→ **Data provided**
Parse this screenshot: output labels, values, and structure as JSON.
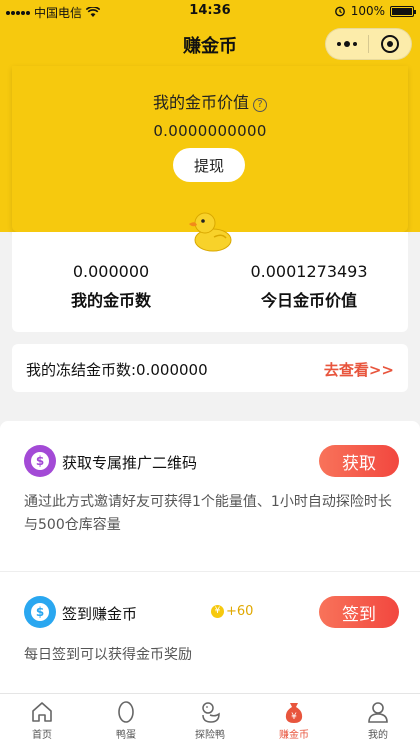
{
  "status_bar": {
    "carrier": "中国电信",
    "time": "14:36",
    "battery": "100%"
  },
  "nav": {
    "title": "赚金币"
  },
  "hero": {
    "label": "我的金币价值",
    "value": "0.0000000000",
    "withdraw_label": "提现"
  },
  "stats": {
    "coins_value": "0.000000",
    "coins_label": "我的金币数",
    "today_value": "0.0001273493",
    "today_label": "今日金币价值"
  },
  "frozen": {
    "text": "我的冻结金币数:0.000000",
    "link": "去查看>>"
  },
  "tasks": [
    {
      "title": "获取专属推广二维码",
      "button": "获取",
      "description": "通过此方式邀请好友可获得1个能量值、1小时自动探险时长与500仓库容量",
      "icon_color": "#a34ad6"
    },
    {
      "title": "签到赚金币",
      "button": "签到",
      "reward": "+60",
      "description": "每日签到可以获得金币奖励",
      "icon_color": "#2aa7f0"
    }
  ],
  "tabbar": {
    "items": [
      {
        "label": "首页",
        "icon": "home-icon"
      },
      {
        "label": "鸭蛋",
        "icon": "egg-icon"
      },
      {
        "label": "探险鸭",
        "icon": "duck-icon"
      },
      {
        "label": "赚金币",
        "icon": "money-bag-icon",
        "active": true
      },
      {
        "label": "我的",
        "icon": "user-icon"
      }
    ]
  },
  "colors": {
    "brand_yellow": "#f6c90e",
    "accent_red": "#e8553d"
  }
}
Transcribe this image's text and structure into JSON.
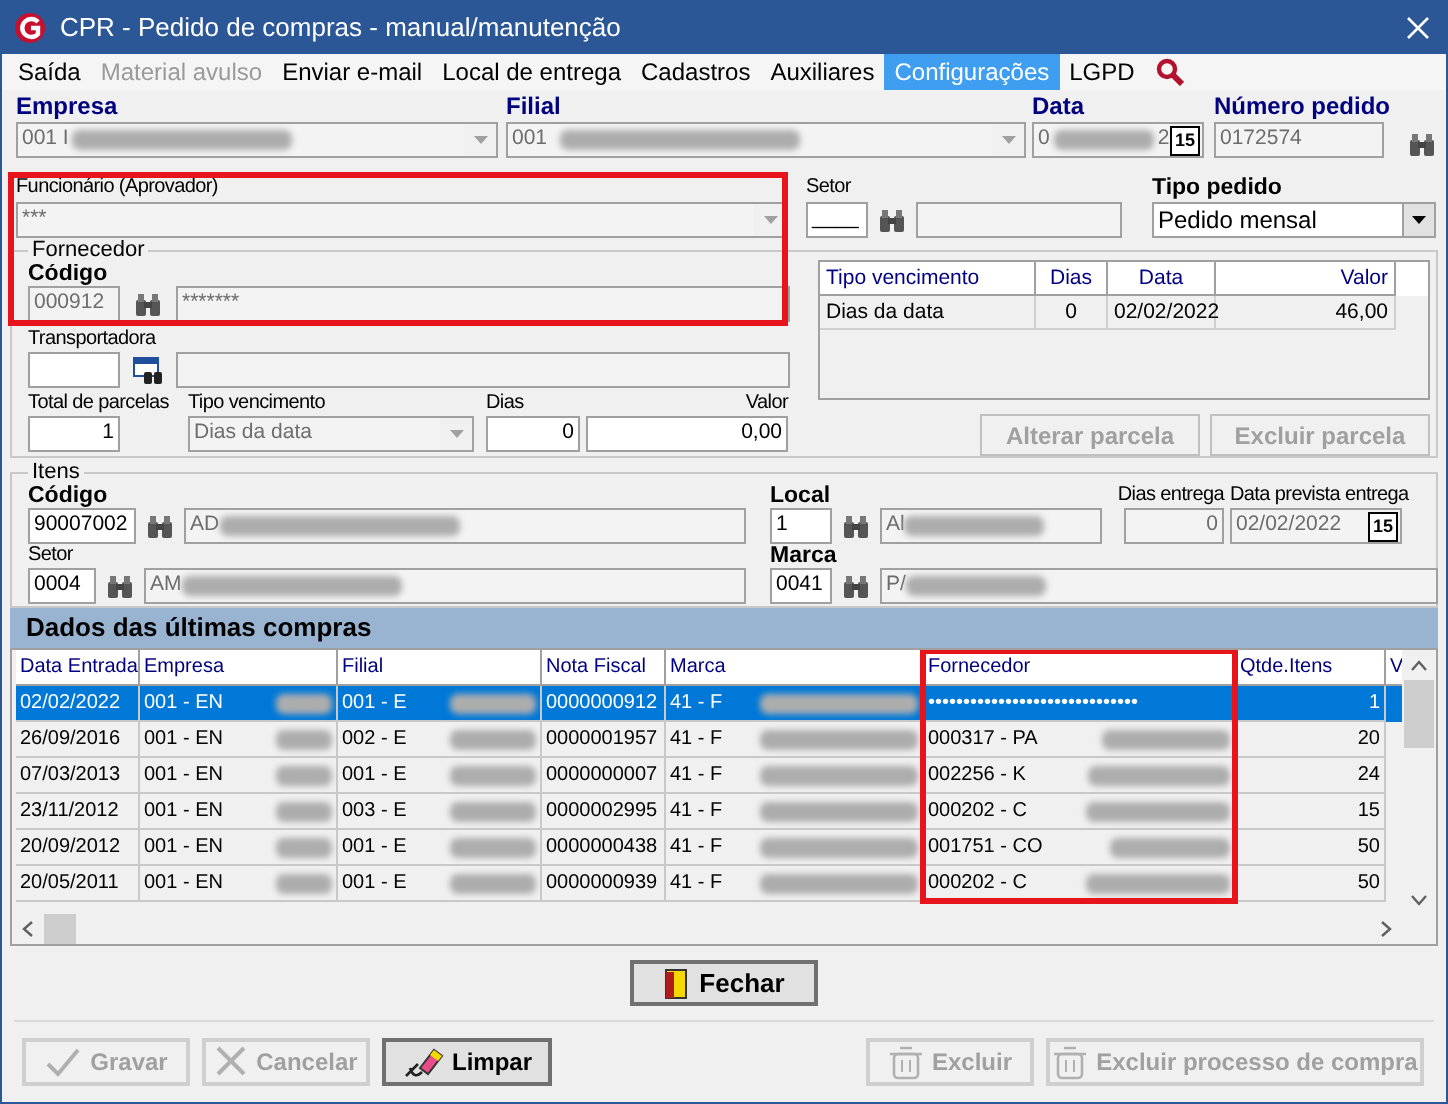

→ **Required task**
Select and copy every line from the records that includes the word "description".

→ **Output of the task**
      "description": "通过此方式邀请好友可获得1个能量值、1小时自动探险时长与500仓库容量",
      "description": "每日签到可以获得金币奖励",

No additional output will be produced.